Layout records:
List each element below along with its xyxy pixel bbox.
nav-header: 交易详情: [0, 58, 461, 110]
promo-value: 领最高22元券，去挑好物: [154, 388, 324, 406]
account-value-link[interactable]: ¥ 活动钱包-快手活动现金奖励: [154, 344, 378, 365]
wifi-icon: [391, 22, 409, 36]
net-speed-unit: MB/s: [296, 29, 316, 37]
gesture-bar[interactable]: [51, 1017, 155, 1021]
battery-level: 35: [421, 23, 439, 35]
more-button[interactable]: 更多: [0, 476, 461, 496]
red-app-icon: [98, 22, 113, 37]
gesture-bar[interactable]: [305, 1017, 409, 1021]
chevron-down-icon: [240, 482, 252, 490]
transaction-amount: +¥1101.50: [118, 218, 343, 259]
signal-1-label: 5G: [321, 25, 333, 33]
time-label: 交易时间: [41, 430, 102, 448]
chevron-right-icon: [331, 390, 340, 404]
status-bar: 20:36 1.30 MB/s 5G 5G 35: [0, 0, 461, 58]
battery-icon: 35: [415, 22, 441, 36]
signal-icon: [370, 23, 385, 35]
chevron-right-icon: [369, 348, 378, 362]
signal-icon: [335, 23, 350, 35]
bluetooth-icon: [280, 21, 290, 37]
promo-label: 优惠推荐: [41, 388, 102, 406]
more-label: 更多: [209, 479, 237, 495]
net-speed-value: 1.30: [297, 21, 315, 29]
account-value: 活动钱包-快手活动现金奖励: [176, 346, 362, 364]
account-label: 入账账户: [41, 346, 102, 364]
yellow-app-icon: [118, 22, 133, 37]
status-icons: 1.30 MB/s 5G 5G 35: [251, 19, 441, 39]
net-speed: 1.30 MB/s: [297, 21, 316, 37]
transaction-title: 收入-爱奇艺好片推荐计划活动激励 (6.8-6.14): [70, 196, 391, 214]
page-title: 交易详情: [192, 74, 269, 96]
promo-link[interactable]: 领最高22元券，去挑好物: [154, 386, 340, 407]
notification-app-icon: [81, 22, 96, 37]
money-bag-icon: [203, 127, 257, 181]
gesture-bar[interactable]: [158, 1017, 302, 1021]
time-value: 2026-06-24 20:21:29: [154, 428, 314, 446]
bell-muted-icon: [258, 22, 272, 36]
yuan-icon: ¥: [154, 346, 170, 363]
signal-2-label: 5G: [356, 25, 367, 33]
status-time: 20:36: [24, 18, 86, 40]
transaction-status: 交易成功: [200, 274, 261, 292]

## Exercise
Print every line of the listing above again, character for character and in the same order.

## The output
List each element below along with its xyxy pixel bbox.
nav-header: 交易详情: [0, 58, 461, 110]
promo-value: 领最高22元券，去挑好物: [154, 388, 324, 406]
account-value-link[interactable]: ¥ 活动钱包-快手活动现金奖励: [154, 344, 378, 365]
wifi-icon: [391, 22, 409, 36]
net-speed-unit: MB/s: [296, 29, 316, 37]
gesture-bar[interactable]: [51, 1017, 155, 1021]
battery-level: 35: [421, 23, 439, 35]
more-button[interactable]: 更多: [0, 476, 461, 496]
red-app-icon: [98, 22, 113, 37]
gesture-bar[interactable]: [305, 1017, 409, 1021]
chevron-down-icon: [240, 482, 252, 490]
transaction-amount: +¥1101.50: [118, 218, 343, 259]
signal-1-label: 5G: [321, 25, 333, 33]
time-label: 交易时间: [41, 430, 102, 448]
chevron-right-icon: [331, 390, 340, 404]
status-bar: 20:36 1.30 MB/s 5G 5G 35: [0, 0, 461, 58]
battery-icon: 35: [415, 22, 441, 36]
signal-icon: [370, 23, 385, 35]
chevron-right-icon: [369, 348, 378, 362]
signal-icon: [335, 23, 350, 35]
bluetooth-icon: [280, 21, 290, 37]
promo-label: 优惠推荐: [41, 388, 102, 406]
more-label: 更多: [209, 479, 237, 495]
net-speed-value: 1.30: [297, 21, 315, 29]
account-value: 活动钱包-快手活动现金奖励: [176, 346, 362, 364]
account-label: 入账账户: [41, 346, 102, 364]
yellow-app-icon: [118, 22, 133, 37]
status-icons: 1.30 MB/s 5G 5G 35: [251, 19, 441, 39]
net-speed: 1.30 MB/s: [297, 21, 316, 37]
transaction-title: 收入-爱奇艺好片推荐计划活动激励 (6.8-6.14): [70, 196, 391, 214]
page-title: 交易详情: [192, 74, 269, 96]
promo-link[interactable]: 领最高22元券，去挑好物: [154, 386, 340, 407]
notification-app-icon: [81, 22, 96, 37]
money-bag-icon: [203, 127, 257, 181]
gesture-bar[interactable]: [158, 1017, 302, 1021]
time-value: 2026-06-24 20:21:29: [154, 428, 314, 446]
bell-muted-icon: [258, 22, 272, 36]
yuan-icon: ¥: [154, 346, 170, 363]
signal-2-label: 5G: [356, 25, 367, 33]
status-time: 20:36: [24, 18, 86, 40]
transaction-status: 交易成功: [200, 274, 261, 292]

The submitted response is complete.